GOAL OF THE EXERCISE: Put the lines between the ones holding "network-icon[interactable] [906, 742, 923, 756]" and "program-label: Help and", inclusive, into a Markdown table with the columns No. and Line, numbering each line and skipping blank lines.

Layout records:
--- start ---

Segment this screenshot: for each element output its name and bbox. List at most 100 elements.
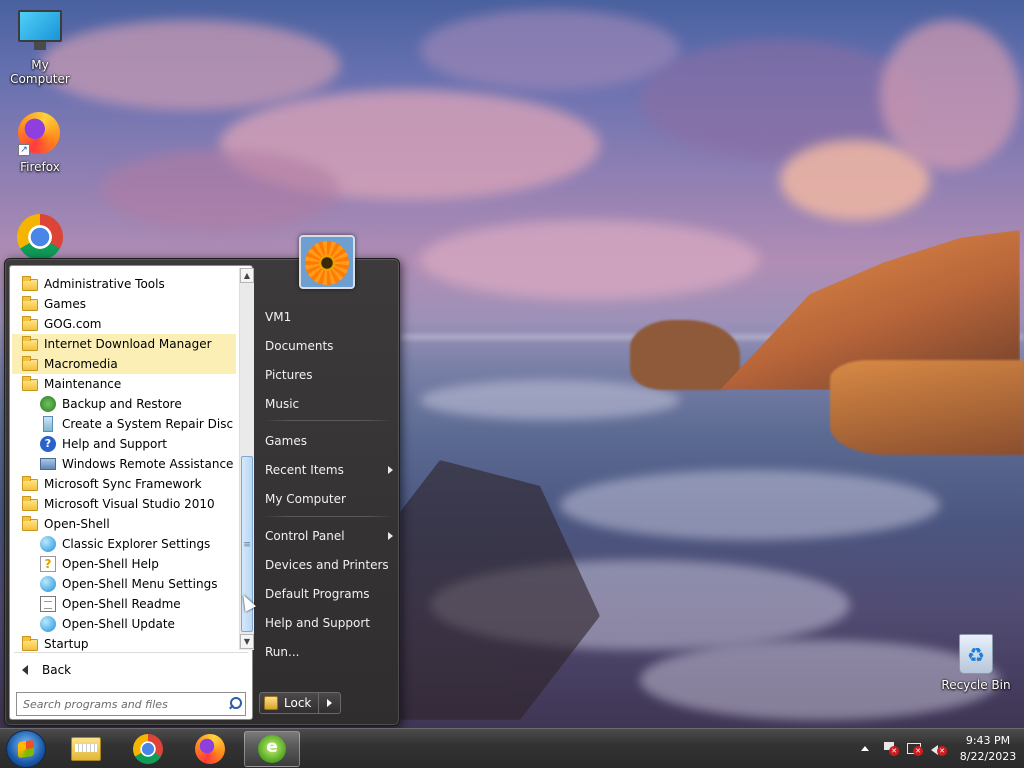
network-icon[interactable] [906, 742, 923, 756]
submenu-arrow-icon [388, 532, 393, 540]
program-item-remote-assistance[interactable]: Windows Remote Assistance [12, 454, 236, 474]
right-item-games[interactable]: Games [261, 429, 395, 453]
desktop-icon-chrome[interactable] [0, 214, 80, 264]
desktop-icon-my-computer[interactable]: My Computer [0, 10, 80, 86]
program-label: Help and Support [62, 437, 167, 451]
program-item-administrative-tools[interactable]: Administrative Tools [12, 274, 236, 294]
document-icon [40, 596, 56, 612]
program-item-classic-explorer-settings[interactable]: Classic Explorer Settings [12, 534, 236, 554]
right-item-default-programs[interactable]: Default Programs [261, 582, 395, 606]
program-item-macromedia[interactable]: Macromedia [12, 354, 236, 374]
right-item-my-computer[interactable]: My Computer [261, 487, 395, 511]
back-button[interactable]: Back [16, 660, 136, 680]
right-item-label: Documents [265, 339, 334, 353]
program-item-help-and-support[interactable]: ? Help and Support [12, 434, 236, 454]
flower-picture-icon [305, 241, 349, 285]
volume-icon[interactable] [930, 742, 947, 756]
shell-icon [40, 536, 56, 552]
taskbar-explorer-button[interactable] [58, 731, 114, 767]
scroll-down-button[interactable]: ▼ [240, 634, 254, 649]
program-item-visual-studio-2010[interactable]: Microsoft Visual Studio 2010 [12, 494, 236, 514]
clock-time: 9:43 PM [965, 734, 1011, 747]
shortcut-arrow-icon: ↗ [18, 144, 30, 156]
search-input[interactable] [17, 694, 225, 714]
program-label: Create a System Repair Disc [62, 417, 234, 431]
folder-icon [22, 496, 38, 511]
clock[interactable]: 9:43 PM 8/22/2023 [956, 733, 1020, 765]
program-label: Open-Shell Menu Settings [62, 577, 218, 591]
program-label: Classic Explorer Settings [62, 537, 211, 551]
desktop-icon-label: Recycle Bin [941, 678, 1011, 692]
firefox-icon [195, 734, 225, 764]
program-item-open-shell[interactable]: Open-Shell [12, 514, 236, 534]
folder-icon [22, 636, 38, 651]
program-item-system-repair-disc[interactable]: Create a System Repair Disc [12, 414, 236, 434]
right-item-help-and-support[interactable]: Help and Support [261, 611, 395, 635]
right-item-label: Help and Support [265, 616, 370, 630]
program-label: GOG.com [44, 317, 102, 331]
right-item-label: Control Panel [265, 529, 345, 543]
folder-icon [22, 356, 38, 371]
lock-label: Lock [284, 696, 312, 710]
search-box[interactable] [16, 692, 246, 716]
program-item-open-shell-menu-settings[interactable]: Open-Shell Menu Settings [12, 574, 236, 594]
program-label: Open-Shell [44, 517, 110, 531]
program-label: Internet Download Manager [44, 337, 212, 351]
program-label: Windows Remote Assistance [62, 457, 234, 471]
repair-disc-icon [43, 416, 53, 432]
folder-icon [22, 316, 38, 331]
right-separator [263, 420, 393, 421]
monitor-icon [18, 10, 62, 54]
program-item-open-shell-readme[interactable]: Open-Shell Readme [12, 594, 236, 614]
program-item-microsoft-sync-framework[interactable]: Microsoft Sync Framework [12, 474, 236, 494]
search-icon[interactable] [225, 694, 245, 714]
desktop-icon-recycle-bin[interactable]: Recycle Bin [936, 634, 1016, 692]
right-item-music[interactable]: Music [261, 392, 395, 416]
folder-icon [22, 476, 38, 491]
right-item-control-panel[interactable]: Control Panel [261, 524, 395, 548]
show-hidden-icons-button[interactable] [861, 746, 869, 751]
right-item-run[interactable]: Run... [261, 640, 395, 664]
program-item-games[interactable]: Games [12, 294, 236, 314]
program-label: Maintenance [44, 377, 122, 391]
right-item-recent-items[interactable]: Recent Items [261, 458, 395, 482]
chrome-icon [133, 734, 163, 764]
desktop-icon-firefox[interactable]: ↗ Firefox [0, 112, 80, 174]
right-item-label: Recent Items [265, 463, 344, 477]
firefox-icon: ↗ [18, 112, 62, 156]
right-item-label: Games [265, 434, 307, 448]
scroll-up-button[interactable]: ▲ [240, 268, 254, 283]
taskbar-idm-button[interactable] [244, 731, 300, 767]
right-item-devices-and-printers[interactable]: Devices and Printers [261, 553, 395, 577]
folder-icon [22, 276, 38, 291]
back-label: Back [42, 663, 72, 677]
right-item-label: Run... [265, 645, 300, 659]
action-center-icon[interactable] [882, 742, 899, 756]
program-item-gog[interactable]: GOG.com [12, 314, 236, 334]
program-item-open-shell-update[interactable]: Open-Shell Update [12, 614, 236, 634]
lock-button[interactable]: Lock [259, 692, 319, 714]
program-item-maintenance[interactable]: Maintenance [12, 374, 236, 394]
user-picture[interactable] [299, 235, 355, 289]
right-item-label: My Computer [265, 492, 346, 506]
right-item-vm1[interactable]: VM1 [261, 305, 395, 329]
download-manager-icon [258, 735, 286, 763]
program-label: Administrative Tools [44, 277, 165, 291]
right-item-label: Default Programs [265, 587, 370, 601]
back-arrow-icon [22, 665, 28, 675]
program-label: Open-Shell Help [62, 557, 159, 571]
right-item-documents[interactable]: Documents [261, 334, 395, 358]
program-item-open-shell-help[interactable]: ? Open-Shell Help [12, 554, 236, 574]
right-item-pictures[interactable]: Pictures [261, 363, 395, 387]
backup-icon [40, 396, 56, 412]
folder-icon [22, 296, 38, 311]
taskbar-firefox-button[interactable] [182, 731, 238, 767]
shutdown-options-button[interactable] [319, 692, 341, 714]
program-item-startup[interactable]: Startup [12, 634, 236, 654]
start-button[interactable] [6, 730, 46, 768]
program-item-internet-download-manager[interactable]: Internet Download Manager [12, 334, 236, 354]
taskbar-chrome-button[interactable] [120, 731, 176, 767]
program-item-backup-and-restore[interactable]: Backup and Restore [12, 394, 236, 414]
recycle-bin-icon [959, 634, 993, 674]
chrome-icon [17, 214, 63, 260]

--- end ---
--- start ---

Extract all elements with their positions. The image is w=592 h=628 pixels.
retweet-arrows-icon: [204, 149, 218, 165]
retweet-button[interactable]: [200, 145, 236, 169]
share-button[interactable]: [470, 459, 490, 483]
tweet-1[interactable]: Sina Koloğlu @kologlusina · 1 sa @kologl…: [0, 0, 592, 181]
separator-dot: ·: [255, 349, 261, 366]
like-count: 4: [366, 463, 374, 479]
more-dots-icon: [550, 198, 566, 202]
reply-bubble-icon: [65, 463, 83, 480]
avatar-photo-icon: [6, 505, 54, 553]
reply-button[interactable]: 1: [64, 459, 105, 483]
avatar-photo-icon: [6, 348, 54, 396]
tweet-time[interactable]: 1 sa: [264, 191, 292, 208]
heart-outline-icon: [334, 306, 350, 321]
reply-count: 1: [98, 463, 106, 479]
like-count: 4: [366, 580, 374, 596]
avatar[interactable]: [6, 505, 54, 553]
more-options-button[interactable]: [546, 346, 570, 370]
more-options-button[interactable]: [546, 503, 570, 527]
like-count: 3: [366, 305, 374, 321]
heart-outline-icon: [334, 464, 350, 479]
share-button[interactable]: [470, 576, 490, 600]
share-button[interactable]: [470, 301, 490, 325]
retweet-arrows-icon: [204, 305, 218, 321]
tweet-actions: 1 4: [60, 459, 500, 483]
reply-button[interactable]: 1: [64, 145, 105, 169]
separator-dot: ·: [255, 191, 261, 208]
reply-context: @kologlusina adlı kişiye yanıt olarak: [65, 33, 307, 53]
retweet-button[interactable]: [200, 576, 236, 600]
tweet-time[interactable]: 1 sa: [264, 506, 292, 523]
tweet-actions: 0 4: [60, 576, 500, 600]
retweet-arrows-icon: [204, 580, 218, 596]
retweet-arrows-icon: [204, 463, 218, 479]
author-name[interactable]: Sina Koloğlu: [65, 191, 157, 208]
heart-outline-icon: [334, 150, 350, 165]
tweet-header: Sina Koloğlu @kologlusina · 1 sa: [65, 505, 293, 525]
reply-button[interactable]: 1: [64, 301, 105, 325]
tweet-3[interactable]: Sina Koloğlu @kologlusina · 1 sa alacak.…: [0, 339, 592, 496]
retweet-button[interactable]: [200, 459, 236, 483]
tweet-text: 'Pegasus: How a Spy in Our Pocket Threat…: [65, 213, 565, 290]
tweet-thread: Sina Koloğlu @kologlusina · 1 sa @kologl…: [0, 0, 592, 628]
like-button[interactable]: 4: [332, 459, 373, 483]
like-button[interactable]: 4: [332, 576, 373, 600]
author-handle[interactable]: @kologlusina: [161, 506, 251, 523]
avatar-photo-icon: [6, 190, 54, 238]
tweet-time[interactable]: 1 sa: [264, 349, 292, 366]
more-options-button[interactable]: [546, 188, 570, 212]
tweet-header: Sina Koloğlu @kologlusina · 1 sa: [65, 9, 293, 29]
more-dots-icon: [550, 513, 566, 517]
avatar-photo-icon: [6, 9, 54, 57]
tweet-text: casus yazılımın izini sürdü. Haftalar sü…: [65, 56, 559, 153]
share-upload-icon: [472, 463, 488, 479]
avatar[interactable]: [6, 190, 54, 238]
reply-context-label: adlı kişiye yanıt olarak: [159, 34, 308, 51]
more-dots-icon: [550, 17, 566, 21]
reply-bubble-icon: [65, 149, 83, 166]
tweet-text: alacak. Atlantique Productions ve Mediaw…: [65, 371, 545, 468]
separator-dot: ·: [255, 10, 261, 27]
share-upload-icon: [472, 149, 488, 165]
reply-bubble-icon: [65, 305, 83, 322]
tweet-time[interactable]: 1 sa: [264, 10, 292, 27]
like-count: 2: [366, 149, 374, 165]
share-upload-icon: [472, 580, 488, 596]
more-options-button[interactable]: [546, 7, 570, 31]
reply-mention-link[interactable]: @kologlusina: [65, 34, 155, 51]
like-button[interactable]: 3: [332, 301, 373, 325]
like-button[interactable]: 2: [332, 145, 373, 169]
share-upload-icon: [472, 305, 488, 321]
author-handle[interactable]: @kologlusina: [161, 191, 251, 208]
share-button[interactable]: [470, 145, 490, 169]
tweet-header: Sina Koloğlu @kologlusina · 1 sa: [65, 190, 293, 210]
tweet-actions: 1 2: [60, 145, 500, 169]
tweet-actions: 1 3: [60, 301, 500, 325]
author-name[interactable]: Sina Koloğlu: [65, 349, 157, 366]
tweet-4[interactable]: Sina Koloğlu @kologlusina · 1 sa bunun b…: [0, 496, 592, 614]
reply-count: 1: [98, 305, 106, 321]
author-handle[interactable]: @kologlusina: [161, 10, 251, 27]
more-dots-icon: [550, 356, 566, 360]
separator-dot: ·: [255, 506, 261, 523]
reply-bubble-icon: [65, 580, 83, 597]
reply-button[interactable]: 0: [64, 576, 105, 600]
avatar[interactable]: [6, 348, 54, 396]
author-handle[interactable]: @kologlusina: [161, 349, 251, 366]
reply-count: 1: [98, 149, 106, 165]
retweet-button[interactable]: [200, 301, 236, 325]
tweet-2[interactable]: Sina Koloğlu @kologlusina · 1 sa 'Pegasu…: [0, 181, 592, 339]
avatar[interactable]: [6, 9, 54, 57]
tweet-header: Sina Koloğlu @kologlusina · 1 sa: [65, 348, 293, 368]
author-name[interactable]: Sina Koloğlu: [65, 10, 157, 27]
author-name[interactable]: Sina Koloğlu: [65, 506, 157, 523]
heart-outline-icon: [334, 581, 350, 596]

--- end ---
--- start ---

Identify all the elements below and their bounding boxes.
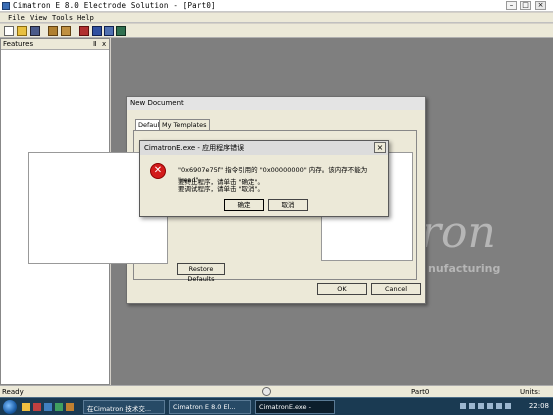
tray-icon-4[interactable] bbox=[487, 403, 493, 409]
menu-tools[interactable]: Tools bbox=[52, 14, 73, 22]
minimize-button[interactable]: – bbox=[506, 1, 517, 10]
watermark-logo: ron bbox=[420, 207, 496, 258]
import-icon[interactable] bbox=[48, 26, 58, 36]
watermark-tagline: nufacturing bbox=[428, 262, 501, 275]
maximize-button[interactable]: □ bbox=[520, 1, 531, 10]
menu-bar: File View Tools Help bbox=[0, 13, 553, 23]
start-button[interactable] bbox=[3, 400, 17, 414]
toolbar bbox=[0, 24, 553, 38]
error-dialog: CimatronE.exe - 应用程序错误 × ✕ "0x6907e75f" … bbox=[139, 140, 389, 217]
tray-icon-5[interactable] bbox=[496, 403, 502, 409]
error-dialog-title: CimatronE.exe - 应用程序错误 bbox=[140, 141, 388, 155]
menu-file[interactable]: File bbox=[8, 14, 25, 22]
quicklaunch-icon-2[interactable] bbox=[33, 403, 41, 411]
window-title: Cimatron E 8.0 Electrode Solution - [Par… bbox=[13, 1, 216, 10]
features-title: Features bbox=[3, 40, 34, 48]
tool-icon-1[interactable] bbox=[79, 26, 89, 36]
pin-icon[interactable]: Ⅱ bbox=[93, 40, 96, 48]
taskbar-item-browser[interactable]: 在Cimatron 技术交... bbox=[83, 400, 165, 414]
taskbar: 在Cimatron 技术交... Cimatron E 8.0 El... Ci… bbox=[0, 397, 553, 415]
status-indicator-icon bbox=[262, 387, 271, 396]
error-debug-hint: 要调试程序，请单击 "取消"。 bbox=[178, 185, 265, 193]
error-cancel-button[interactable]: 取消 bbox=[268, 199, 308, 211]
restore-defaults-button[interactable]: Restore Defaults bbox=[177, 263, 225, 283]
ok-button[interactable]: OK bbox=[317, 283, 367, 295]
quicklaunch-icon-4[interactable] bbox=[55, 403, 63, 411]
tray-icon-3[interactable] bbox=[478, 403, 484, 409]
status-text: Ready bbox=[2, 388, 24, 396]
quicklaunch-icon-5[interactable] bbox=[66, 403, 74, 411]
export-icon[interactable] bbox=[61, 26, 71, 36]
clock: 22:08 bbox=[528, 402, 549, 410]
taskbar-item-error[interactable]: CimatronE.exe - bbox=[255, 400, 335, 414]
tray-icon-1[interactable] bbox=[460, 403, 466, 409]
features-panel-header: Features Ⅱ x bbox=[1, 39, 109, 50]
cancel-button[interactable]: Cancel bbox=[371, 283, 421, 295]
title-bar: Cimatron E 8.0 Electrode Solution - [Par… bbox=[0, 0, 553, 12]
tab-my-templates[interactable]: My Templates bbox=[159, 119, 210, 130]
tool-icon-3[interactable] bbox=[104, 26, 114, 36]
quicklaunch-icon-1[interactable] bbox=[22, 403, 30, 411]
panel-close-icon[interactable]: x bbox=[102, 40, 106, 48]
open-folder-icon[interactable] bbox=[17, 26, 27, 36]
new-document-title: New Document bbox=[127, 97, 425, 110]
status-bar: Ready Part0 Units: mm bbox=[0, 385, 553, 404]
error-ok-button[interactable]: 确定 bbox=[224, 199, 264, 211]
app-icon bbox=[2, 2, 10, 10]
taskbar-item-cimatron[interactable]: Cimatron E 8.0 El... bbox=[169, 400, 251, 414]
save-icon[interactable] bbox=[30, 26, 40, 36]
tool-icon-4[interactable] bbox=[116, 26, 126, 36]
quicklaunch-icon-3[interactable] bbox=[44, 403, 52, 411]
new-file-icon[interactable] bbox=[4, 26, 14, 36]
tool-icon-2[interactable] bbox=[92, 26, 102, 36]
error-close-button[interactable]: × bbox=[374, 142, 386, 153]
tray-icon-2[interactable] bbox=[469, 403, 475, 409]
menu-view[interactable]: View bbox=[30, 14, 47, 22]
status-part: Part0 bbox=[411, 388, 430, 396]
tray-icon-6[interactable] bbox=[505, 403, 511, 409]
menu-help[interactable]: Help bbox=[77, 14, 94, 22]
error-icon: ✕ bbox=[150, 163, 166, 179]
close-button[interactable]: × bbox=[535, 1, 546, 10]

--- end ---

ANSWER FOR THE TASK:
| No. | Line |
|---|---|
| 1 | network-icon[interactable] [906, 742, 923, 756] |
| 2 | submenu-arrow-icon [388, 532, 393, 540] |
| 3 | program-item-remote-assistance[interactable]: Windows Remote Assistance [12, 454, 236, 474] |
| 4 | right-item-games[interactable]: Games [261, 429, 395, 453] |
| 5 | desktop-icon-chrome[interactable] [0, 214, 80, 264] |
| 6 | desktop-icon-my-computer[interactable]: My Computer [0, 10, 80, 86] |
| 7 | program-label: Help and Support [62, 437, 167, 451] |